| Written task |
Check each line of the data for "direction" and select those that have it.

Stored data entries:

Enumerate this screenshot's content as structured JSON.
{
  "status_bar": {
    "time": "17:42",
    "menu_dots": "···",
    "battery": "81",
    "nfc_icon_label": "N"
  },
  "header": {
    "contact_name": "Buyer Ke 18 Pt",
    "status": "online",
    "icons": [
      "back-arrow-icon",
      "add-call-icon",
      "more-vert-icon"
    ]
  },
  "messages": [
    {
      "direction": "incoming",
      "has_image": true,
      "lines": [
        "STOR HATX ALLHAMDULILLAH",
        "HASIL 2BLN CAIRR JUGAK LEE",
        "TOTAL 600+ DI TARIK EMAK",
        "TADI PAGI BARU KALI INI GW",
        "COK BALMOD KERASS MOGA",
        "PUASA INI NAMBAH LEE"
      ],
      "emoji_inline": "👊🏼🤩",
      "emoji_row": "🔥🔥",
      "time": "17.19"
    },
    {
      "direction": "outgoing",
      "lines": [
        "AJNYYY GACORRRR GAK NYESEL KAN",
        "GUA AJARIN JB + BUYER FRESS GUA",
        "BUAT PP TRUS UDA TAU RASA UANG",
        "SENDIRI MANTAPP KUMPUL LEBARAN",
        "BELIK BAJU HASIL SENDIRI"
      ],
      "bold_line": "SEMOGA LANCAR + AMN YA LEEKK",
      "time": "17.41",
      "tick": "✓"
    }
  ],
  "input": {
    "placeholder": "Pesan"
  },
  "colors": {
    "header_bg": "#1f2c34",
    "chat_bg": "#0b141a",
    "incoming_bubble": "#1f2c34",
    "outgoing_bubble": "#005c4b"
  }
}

| Solution below |
      "direction": "incoming",
      "direction": "outgoing",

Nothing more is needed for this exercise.